* [Set task] Copy every entry exactly.

* [Material for the task]

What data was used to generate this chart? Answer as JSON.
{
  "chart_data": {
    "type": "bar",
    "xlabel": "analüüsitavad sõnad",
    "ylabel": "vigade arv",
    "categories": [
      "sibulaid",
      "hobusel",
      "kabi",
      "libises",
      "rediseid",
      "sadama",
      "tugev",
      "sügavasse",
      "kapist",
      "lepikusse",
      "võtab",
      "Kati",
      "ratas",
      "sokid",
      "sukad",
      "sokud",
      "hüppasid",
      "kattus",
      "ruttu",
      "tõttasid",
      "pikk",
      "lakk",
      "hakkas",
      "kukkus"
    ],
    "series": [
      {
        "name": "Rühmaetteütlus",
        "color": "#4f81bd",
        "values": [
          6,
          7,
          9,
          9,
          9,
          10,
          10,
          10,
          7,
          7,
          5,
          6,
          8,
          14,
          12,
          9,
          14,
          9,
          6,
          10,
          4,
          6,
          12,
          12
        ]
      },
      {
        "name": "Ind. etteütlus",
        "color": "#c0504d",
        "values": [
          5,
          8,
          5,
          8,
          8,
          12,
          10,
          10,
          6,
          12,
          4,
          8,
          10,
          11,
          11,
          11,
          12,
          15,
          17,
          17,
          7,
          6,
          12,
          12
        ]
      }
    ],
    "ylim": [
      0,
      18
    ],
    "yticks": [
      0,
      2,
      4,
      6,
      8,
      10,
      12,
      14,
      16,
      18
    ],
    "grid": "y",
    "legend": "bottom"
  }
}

* [Exercise result]
What data was used to generate this chart? Answer as JSON.
{
  "chart_data": {
    "type": "bar",
    "xlabel": "analüüsitavad sõnad",
    "ylabel": "vigade arv",
    "categories": [
      "sibulaid",
      "hobusel",
      "kabi",
      "libises",
      "rediseid",
      "sadama",
      "tugev",
      "sügavasse",
      "kapist",
      "lepikusse",
      "võtab",
      "Kati",
      "ratas",
      "sokid",
      "sukad",
      "sokud",
      "hüppasid",
      "kattus",
      "ruttu",
      "tõttasid",
      "pikk",
      "lakk",
      "hakkas",
      "kukkus"
    ],
    "series": [
      {
        "name": "Rühmaetteütlus",
        "color": "#4f81bd",
        "values": [
          6,
          7,
          9,
          9,
          9,
          10,
          10,
          10,
          7,
          7,
          5,
          6,
          8,
          14,
          12,
          9,
          14,
          9,
          6,
          10,
          4,
          6,
          12,
          12
        ]
      },
      {
        "name": "Ind. etteütlus",
        "color": "#c0504d",
        "values": [
          5,
          8,
          5,
          8,
          8,
          12,
          10,
          10,
          6,
          12,
          4,
          8,
          10,
          11,
          11,
          11,
          12,
          15,
          17,
          17,
          7,
          6,
          12,
          12
        ]
      }
    ],
    "ylim": [
      0,
      18
    ],
    "yticks": [
      0,
      2,
      4,
      6,
      8,
      10,
      12,
      14,
      16,
      18
    ],
    "grid": "y",
    "legend": "bottom"
  }
}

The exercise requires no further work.